◆ To do
Set down each line of the material that follows, exactly, with no pictures.

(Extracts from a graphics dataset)
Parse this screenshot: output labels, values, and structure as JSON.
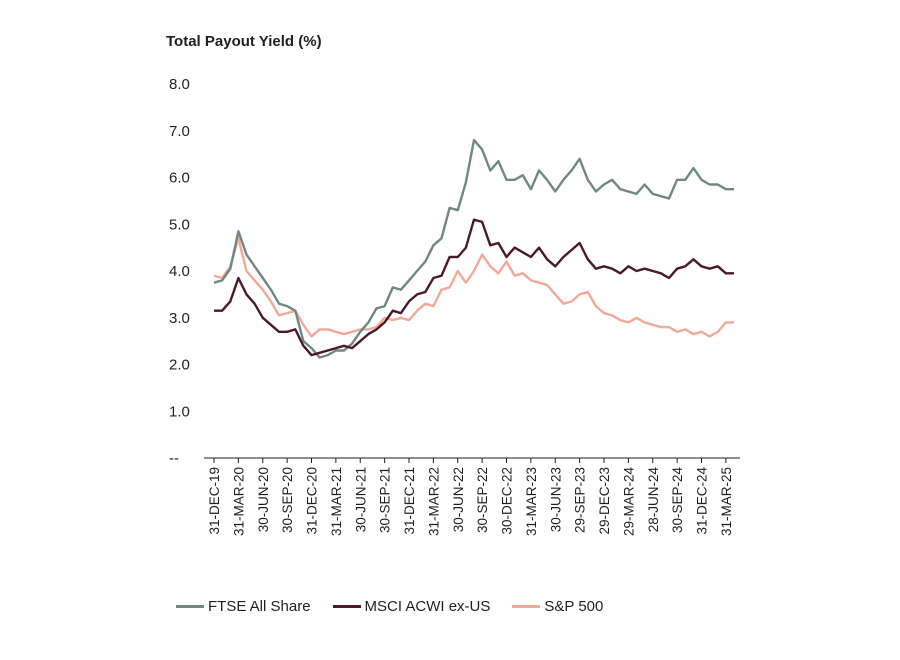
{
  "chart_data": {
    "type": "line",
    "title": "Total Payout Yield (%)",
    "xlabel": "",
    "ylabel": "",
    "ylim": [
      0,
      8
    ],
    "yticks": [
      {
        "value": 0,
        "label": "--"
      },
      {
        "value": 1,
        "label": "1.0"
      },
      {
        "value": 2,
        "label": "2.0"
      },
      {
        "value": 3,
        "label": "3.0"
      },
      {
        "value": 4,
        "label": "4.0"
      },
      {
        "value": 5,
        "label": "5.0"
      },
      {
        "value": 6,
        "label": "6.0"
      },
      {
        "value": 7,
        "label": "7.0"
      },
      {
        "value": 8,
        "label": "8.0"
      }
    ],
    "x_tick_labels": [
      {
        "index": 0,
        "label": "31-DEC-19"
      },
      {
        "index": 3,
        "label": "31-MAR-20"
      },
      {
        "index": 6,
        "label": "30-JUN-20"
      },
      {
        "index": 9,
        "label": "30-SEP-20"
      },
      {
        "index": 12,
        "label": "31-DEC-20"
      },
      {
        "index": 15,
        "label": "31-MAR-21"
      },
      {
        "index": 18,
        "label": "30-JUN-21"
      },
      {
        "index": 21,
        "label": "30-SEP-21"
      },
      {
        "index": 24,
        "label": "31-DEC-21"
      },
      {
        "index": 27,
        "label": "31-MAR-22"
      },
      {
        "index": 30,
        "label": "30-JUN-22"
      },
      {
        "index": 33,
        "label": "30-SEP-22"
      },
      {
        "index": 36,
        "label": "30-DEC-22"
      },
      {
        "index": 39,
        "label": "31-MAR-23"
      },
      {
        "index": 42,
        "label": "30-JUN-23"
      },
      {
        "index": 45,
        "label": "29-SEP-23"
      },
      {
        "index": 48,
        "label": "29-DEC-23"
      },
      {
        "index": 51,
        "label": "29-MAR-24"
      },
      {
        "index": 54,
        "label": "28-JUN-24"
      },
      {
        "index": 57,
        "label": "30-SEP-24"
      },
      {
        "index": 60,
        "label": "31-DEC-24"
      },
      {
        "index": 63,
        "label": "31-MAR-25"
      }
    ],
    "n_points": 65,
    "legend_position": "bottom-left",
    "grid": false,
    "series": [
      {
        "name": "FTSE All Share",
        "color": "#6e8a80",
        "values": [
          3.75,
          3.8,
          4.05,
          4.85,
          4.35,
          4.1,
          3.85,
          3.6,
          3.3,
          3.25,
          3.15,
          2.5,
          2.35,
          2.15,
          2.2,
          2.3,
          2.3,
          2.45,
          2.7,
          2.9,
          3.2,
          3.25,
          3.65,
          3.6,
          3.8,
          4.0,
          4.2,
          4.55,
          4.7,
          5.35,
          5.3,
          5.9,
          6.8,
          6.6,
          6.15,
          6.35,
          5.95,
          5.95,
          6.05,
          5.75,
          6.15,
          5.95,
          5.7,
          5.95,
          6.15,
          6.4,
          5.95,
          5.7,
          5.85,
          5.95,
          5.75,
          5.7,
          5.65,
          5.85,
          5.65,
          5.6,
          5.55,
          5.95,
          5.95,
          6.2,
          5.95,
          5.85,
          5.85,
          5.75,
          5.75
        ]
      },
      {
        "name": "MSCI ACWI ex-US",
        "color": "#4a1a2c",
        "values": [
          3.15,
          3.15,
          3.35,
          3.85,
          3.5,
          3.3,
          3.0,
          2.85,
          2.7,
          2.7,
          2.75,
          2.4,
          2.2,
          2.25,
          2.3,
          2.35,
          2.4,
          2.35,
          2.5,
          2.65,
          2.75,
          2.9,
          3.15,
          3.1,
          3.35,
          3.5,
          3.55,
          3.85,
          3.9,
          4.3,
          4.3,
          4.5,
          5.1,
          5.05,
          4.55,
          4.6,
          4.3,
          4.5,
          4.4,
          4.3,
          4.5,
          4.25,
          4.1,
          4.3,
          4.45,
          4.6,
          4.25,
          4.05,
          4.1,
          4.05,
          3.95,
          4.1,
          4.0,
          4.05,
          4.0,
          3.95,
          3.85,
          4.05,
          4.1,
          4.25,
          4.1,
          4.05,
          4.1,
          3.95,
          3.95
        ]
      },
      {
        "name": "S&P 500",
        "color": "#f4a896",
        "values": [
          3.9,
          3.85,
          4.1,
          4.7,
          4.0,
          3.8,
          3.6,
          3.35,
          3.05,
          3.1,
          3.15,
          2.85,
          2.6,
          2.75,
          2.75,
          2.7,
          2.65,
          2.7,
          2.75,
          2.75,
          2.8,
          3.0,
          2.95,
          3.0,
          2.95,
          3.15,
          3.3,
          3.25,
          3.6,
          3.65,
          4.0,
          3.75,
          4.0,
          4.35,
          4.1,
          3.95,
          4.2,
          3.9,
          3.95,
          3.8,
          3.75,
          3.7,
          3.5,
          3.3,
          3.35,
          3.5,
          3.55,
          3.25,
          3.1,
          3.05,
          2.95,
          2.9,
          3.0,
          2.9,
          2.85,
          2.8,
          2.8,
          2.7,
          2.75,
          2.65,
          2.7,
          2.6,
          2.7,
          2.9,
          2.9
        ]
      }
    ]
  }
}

◆ Result of this task
Parse this screenshot: output labels, values, and structure as JSON.
{
  "chart_data": {
    "type": "line",
    "title": "Total Payout Yield (%)",
    "xlabel": "",
    "ylabel": "",
    "ylim": [
      0,
      8
    ],
    "yticks": [
      {
        "value": 0,
        "label": "--"
      },
      {
        "value": 1,
        "label": "1.0"
      },
      {
        "value": 2,
        "label": "2.0"
      },
      {
        "value": 3,
        "label": "3.0"
      },
      {
        "value": 4,
        "label": "4.0"
      },
      {
        "value": 5,
        "label": "5.0"
      },
      {
        "value": 6,
        "label": "6.0"
      },
      {
        "value": 7,
        "label": "7.0"
      },
      {
        "value": 8,
        "label": "8.0"
      }
    ],
    "x_tick_labels": [
      {
        "index": 0,
        "label": "31-DEC-19"
      },
      {
        "index": 3,
        "label": "31-MAR-20"
      },
      {
        "index": 6,
        "label": "30-JUN-20"
      },
      {
        "index": 9,
        "label": "30-SEP-20"
      },
      {
        "index": 12,
        "label": "31-DEC-20"
      },
      {
        "index": 15,
        "label": "31-MAR-21"
      },
      {
        "index": 18,
        "label": "30-JUN-21"
      },
      {
        "index": 21,
        "label": "30-SEP-21"
      },
      {
        "index": 24,
        "label": "31-DEC-21"
      },
      {
        "index": 27,
        "label": "31-MAR-22"
      },
      {
        "index": 30,
        "label": "30-JUN-22"
      },
      {
        "index": 33,
        "label": "30-SEP-22"
      },
      {
        "index": 36,
        "label": "30-DEC-22"
      },
      {
        "index": 39,
        "label": "31-MAR-23"
      },
      {
        "index": 42,
        "label": "30-JUN-23"
      },
      {
        "index": 45,
        "label": "29-SEP-23"
      },
      {
        "index": 48,
        "label": "29-DEC-23"
      },
      {
        "index": 51,
        "label": "29-MAR-24"
      },
      {
        "index": 54,
        "label": "28-JUN-24"
      },
      {
        "index": 57,
        "label": "30-SEP-24"
      },
      {
        "index": 60,
        "label": "31-DEC-24"
      },
      {
        "index": 63,
        "label": "31-MAR-25"
      }
    ],
    "n_points": 65,
    "legend_position": "bottom-left",
    "grid": false,
    "series": [
      {
        "name": "FTSE All Share",
        "color": "#6e8a80",
        "values": [
          3.75,
          3.8,
          4.05,
          4.85,
          4.35,
          4.1,
          3.85,
          3.6,
          3.3,
          3.25,
          3.15,
          2.5,
          2.35,
          2.15,
          2.2,
          2.3,
          2.3,
          2.45,
          2.7,
          2.9,
          3.2,
          3.25,
          3.65,
          3.6,
          3.8,
          4.0,
          4.2,
          4.55,
          4.7,
          5.35,
          5.3,
          5.9,
          6.8,
          6.6,
          6.15,
          6.35,
          5.95,
          5.95,
          6.05,
          5.75,
          6.15,
          5.95,
          5.7,
          5.95,
          6.15,
          6.4,
          5.95,
          5.7,
          5.85,
          5.95,
          5.75,
          5.7,
          5.65,
          5.85,
          5.65,
          5.6,
          5.55,
          5.95,
          5.95,
          6.2,
          5.95,
          5.85,
          5.85,
          5.75,
          5.75
        ]
      },
      {
        "name": "MSCI ACWI ex-US",
        "color": "#4a1a2c",
        "values": [
          3.15,
          3.15,
          3.35,
          3.85,
          3.5,
          3.3,
          3.0,
          2.85,
          2.7,
          2.7,
          2.75,
          2.4,
          2.2,
          2.25,
          2.3,
          2.35,
          2.4,
          2.35,
          2.5,
          2.65,
          2.75,
          2.9,
          3.15,
          3.1,
          3.35,
          3.5,
          3.55,
          3.85,
          3.9,
          4.3,
          4.3,
          4.5,
          5.1,
          5.05,
          4.55,
          4.6,
          4.3,
          4.5,
          4.4,
          4.3,
          4.5,
          4.25,
          4.1,
          4.3,
          4.45,
          4.6,
          4.25,
          4.05,
          4.1,
          4.05,
          3.95,
          4.1,
          4.0,
          4.05,
          4.0,
          3.95,
          3.85,
          4.05,
          4.1,
          4.25,
          4.1,
          4.05,
          4.1,
          3.95,
          3.95
        ]
      },
      {
        "name": "S&P 500",
        "color": "#f4a896",
        "values": [
          3.9,
          3.85,
          4.1,
          4.7,
          4.0,
          3.8,
          3.6,
          3.35,
          3.05,
          3.1,
          3.15,
          2.85,
          2.6,
          2.75,
          2.75,
          2.7,
          2.65,
          2.7,
          2.75,
          2.75,
          2.8,
          3.0,
          2.95,
          3.0,
          2.95,
          3.15,
          3.3,
          3.25,
          3.6,
          3.65,
          4.0,
          3.75,
          4.0,
          4.35,
          4.1,
          3.95,
          4.2,
          3.9,
          3.95,
          3.8,
          3.75,
          3.7,
          3.5,
          3.3,
          3.35,
          3.5,
          3.55,
          3.25,
          3.1,
          3.05,
          2.95,
          2.9,
          3.0,
          2.9,
          2.85,
          2.8,
          2.8,
          2.7,
          2.75,
          2.65,
          2.7,
          2.6,
          2.7,
          2.9,
          2.9
        ]
      }
    ]
  }
}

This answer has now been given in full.